Written task: Extract the complete listing and repeat it word for word.

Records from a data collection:
************

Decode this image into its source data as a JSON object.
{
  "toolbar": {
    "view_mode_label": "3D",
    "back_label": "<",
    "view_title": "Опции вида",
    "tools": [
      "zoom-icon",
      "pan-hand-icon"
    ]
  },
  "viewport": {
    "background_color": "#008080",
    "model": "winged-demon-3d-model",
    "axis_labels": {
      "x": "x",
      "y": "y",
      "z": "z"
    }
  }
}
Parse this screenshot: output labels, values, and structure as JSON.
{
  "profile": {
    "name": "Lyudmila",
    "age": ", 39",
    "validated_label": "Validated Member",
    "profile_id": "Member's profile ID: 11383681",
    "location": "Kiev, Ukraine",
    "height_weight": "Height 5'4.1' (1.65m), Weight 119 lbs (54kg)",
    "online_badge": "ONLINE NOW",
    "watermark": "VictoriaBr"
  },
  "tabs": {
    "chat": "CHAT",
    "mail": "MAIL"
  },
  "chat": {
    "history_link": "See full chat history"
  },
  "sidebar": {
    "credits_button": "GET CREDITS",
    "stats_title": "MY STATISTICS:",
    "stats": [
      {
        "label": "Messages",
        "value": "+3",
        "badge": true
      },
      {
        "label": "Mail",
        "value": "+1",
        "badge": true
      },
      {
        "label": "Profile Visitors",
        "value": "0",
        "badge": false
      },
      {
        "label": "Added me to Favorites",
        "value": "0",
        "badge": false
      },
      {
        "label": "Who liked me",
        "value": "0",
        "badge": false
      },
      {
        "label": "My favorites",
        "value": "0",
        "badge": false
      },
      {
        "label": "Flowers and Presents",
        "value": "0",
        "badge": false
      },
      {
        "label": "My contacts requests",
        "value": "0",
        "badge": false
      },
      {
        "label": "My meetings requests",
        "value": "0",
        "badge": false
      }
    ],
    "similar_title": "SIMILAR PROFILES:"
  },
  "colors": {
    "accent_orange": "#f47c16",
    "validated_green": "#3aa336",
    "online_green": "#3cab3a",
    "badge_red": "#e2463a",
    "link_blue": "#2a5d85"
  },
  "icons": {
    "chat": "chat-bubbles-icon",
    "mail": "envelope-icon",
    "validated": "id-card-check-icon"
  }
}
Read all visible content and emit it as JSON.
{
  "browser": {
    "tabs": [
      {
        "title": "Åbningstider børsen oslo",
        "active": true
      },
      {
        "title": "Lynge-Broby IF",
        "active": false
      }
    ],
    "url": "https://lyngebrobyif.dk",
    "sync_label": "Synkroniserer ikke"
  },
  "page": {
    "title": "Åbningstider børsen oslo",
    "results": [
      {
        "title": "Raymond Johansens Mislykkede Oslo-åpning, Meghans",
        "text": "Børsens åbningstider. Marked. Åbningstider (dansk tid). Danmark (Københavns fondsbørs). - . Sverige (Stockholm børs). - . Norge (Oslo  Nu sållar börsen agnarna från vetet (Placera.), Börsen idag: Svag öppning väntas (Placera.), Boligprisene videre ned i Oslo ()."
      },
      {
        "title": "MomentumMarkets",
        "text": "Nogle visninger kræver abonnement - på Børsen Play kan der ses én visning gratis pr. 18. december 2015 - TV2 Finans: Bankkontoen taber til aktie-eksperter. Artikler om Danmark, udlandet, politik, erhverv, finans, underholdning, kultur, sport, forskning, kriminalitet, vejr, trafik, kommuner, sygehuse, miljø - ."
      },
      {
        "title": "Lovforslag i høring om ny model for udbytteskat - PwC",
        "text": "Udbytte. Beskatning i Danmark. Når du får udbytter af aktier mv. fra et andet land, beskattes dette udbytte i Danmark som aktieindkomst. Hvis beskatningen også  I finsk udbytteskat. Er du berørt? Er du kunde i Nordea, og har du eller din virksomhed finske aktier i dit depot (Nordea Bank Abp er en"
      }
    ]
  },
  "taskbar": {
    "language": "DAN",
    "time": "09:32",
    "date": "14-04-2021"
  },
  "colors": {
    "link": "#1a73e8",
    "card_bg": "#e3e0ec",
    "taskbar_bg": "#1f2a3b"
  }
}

************

Answer to the task:
Decode this image into its source data as a JSON object.
{
  "toolbar": {
    "view_mode_label": "3D",
    "back_label": "<",
    "view_title": "Опции вида",
    "tools": [
      "zoom-icon",
      "pan-hand-icon"
    ]
  },
  "viewport": {
    "background_color": "#008080",
    "model": "winged-demon-3d-model",
    "axis_labels": {
      "x": "x",
      "y": "y",
      "z": "z"
    }
  }
}
Parse this screenshot: output labels, values, and structure as JSON.
{
  "profile": {
    "name": "Lyudmila",
    "age": ", 39",
    "validated_label": "Validated Member",
    "profile_id": "Member's profile ID: 11383681",
    "location": "Kiev, Ukraine",
    "height_weight": "Height 5'4.1' (1.65m), Weight 119 lbs (54kg)",
    "online_badge": "ONLINE NOW",
    "watermark": "VictoriaBr"
  },
  "tabs": {
    "chat": "CHAT",
    "mail": "MAIL"
  },
  "chat": {
    "history_link": "See full chat history"
  },
  "sidebar": {
    "credits_button": "GET CREDITS",
    "stats_title": "MY STATISTICS:",
    "stats": [
      {
        "label": "Messages",
        "value": "+3",
        "badge": true
      },
      {
        "label": "Mail",
        "value": "+1",
        "badge": true
      },
      {
        "label": "Profile Visitors",
        "value": "0",
        "badge": false
      },
      {
        "label": "Added me to Favorites",
        "value": "0",
        "badge": false
      },
      {
        "label": "Who liked me",
        "value": "0",
        "badge": false
      },
      {
        "label": "My favorites",
        "value": "0",
        "badge": false
      },
      {
        "label": "Flowers and Presents",
        "value": "0",
        "badge": false
      },
      {
        "label": "My contacts requests",
        "value": "0",
        "badge": false
      },
      {
        "label": "My meetings requests",
        "value": "0",
        "badge": false
      }
    ],
    "similar_title": "SIMILAR PROFILES:"
  },
  "colors": {
    "accent_orange": "#f47c16",
    "validated_green": "#3aa336",
    "online_green": "#3cab3a",
    "badge_red": "#e2463a",
    "link_blue": "#2a5d85"
  },
  "icons": {
    "chat": "chat-bubbles-icon",
    "mail": "envelope-icon",
    "validated": "id-card-check-icon"
  }
}
Read all visible content and emit it as JSON.
{
  "browser": {
    "tabs": [
      {
        "title": "Åbningstider børsen oslo",
        "active": true
      },
      {
        "title": "Lynge-Broby IF",
        "active": false
      }
    ],
    "url": "https://lyngebrobyif.dk",
    "sync_label": "Synkroniserer ikke"
  },
  "page": {
    "title": "Åbningstider børsen oslo",
    "results": [
      {
        "title": "Raymond Johansens Mislykkede Oslo-åpning, Meghans",
        "text": "Børsens åbningstider. Marked. Åbningstider (dansk tid). Danmark (Københavns fondsbørs). - . Sverige (Stockholm børs). - . Norge (Oslo  Nu sållar börsen agnarna från vetet (Placera.), Börsen idag: Svag öppning väntas (Placera.), Boligprisene videre ned i Oslo ()."
      },
      {
        "title": "MomentumMarkets",
        "text": "Nogle visninger kræver abonnement - på Børsen Play kan der ses én visning gratis pr. 18. december 2015 - TV2 Finans: Bankkontoen taber til aktie-eksperter. Artikler om Danmark, udlandet, politik, erhverv, finans, underholdning, kultur, sport, forskning, kriminalitet, vejr, trafik, kommuner, sygehuse, miljø - ."
      },
      {
        "title": "Lovforslag i høring om ny model for udbytteskat - PwC",
        "text": "Udbytte. Beskatning i Danmark. Når du får udbytter af aktier mv. fra et andet land, beskattes dette udbytte i Danmark som aktieindkomst. Hvis beskatningen også  I finsk udbytteskat. Er du berørt? Er du kunde i Nordea, og har du eller din virksomhed finske aktier i dit depot (Nordea Bank Abp er en"
      }
    ]
  },
  "taskbar": {
    "language": "DAN",
    "time": "09:32",
    "date": "14-04-2021"
  },
  "colors": {
    "link": "#1a73e8",
    "card_bg": "#e3e0ec",
    "taskbar_bg": "#1f2a3b"
  }
}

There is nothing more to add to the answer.